* TEXT EXCERPT
The rate appeared consistent with what has been observed in Australia, the Netherlands and New Zealand, researchers noted.

Age-adjusted incident rates (per 100 million persons per year)

Rationale and methods

Approximately 3% of breast lymphomas in the U.S. are anaplastic large-cell lymphoma of the breast — a rare malignancy identified as a potential adverse effect of breast implants, according to study background.

Connor Kinslow
Connor J. Kinslow

“Anaplastic large-cell lymphoma was first described in 1997 and only in 2011 did the FDA issue a safety communication cautioning about a possible association between breast implants and anaplastic large-cell lymphoma,” Connor J. Kinslow, MD, radiation oncology resident at Columbia University Irving Medical Center, told Healio. “Despite widespread attention during the past decade, it has been difficult for researchers to assess how many cases have been diagnosed and what the true risk is after breast implant.”

Researchers used the SEER database to determine crude and age-adjusted incidence rates of pathologically confirmed primary breast anaplastic large-cell lymphoma diagnosed in women between Jan. 1, 2000, and Dec. 31, 2018.

They additionally conducted a sensitivity analysis that included mature T-cell lymphoma cases not otherwise specified; used the crude annual incidence rates in 5-year age categories to calculate cumulative risk; calculated trends in age-adjusted incidence using a linear regression model with Pearson correlation; and compared coverage of anaplastic large-cell lymphoma in SEER and National Program of Cancer Registries with cases reported to the FDA for external validation.

Key findings

Results showed an age-adjusted incidence rate of primary breast anaplastic large-cell lymphoma of 8.1 (95% CI, 6.3-10.2) per 100 million persons per year, for a cumulative lifetime risk of 7.5 per 100 million persons at age 79 years.

The age-adjusted incidence rate increased throughout time, from 3.2 (95% CI, 1.4-6.3) between 2000 and 2005 to 4.4 (95% CI, 2.2-7.7) between 2006 and 2011 and 14.5 (95% CI, 10.8-19.3) between 2012 and 2018 (P < .001). Researchers observed similar trends when they included cases of T-cell lymphoma not otherwise specified in the analysis, for a rate of 19.6 (95% CI, 15.1-24.9) per 100 million persons per year between 2012 and 2018.

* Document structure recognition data
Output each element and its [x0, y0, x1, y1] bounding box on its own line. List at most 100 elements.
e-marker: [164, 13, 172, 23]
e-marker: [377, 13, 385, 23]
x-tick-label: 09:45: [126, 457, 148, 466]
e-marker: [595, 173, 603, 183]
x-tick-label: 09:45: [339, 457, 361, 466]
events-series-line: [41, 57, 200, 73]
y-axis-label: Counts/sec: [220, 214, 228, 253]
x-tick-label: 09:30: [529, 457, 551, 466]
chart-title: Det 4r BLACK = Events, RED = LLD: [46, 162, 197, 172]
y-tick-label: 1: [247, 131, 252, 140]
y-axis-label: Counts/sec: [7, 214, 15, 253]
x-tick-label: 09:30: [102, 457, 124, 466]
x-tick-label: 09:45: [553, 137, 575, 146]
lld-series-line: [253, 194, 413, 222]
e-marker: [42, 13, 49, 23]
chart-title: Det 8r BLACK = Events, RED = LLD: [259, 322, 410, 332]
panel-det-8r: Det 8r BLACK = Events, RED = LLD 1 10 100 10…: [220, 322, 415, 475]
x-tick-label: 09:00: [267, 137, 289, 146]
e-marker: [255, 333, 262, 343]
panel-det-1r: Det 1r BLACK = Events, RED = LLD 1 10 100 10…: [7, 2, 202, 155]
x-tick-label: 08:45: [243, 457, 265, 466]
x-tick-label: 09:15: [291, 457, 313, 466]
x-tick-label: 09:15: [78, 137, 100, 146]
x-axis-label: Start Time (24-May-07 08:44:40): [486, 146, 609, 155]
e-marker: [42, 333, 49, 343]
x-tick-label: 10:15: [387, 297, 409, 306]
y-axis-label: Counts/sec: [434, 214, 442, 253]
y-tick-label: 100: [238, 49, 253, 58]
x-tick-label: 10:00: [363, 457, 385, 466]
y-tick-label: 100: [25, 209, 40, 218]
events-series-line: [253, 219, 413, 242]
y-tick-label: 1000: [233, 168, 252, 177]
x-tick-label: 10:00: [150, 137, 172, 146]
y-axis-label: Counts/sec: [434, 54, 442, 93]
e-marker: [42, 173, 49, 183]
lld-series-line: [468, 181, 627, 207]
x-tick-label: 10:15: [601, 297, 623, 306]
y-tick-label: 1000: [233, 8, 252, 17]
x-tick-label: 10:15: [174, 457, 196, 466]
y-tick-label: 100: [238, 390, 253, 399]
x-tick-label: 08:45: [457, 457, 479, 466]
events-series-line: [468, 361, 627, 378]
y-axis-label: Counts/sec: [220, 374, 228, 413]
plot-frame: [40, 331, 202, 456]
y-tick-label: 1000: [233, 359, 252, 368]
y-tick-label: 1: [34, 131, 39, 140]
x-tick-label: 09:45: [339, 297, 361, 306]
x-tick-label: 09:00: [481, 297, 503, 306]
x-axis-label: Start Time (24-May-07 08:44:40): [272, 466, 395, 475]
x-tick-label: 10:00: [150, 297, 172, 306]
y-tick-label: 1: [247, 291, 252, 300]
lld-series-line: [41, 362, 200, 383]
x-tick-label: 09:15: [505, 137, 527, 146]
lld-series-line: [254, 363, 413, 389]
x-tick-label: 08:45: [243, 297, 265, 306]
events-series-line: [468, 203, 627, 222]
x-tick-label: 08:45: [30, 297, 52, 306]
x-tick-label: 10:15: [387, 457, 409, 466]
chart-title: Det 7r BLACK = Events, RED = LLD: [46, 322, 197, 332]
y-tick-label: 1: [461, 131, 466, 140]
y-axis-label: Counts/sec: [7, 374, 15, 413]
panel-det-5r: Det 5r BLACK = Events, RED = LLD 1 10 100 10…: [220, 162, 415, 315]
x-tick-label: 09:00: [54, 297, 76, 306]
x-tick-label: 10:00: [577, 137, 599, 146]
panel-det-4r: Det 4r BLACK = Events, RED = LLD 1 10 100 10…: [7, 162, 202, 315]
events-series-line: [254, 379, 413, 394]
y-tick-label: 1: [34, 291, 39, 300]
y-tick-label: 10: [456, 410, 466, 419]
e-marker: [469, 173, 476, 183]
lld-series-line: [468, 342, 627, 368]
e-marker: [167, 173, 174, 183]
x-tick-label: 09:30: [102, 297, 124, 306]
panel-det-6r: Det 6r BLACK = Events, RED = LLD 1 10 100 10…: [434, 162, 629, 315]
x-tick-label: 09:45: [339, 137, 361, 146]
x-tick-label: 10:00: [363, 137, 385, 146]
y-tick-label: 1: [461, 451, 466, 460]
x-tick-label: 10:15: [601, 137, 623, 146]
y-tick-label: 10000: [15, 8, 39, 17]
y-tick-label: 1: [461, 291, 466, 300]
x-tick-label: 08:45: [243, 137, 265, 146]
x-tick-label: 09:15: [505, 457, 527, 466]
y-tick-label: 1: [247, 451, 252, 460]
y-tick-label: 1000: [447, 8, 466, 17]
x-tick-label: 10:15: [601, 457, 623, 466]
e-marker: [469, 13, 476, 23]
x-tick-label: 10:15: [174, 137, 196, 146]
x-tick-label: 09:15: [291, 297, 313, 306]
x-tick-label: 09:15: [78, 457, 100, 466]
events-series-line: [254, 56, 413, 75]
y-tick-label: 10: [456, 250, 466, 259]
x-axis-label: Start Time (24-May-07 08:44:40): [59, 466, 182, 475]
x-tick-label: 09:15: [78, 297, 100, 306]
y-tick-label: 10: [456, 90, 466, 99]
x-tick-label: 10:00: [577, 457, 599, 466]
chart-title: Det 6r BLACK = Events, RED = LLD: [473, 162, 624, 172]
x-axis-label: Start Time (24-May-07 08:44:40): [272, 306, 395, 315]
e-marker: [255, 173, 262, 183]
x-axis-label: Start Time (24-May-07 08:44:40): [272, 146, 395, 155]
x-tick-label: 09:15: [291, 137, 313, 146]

* WORK INSTRUCTION 1
Do these statements agree with the breast lymphoma article? For each, answer yes or no and quote the deciding words. (a) About 3% of breast lymphomas in the U.S. are anaplastic large-cell lymphoma of the breast. (b) The FDA issued its safety communication in 1997. (c) The age-adjusted incidence rate fell over the study period.
* WORK INSTRUCTION 2
Continue the breast lymphoma article, starting after its final sentence.

* YOUR RESPONSE 1
(a) Yes: "Approximately 3% of breast lymphomas in the U.S. are anaplastic large-cell lymphoma of the breast"
(b) No: "only in 2011 did the FDA issue a safety communication"
(c) No: "The age-adjusted incidence rate increased throughout time"

* YOUR RESPONSE 2
Moreover, researchers identified an estimated 353 cases of breast anaplastic large-cell lymphoma diagnosed through 2017 in the SEER database and 310 cases in SEER/National Program of Cancer Registries data, compared with 333 cases reported to the FDA during a similar time period.

Implications

Kinslow said he expects more cases of breast anaplastic large-cell lymphoma to be diagnosed in the coming years.

“Previous risk estimates of anaplastic large-cell lymphoma vary widely, prompting different responses from regulatory authorities around the world. For example, Australia has banned the use of specific implant models, while the U.S. has mandated black box labels on all implants, and other government agencies are yet to pass formal legislation,” he said. “Our results imply that previous studies have underestimated the risk [for] developing anaplastic large-cell lymphoma after implantation, which warrants continued surveillance of this disease and may influence regulatory policies.”

The updated risk estimates in this study should improve the accuracy of future epidemiological studies on the topic, Kinslow added.

“Our group is currently using these numbers to investigate the risk [for] anaplastic large-cell lymphoma in specific populations at risk, including women who have undergone reconstructive vs. cosmetic breast implantation,” he said.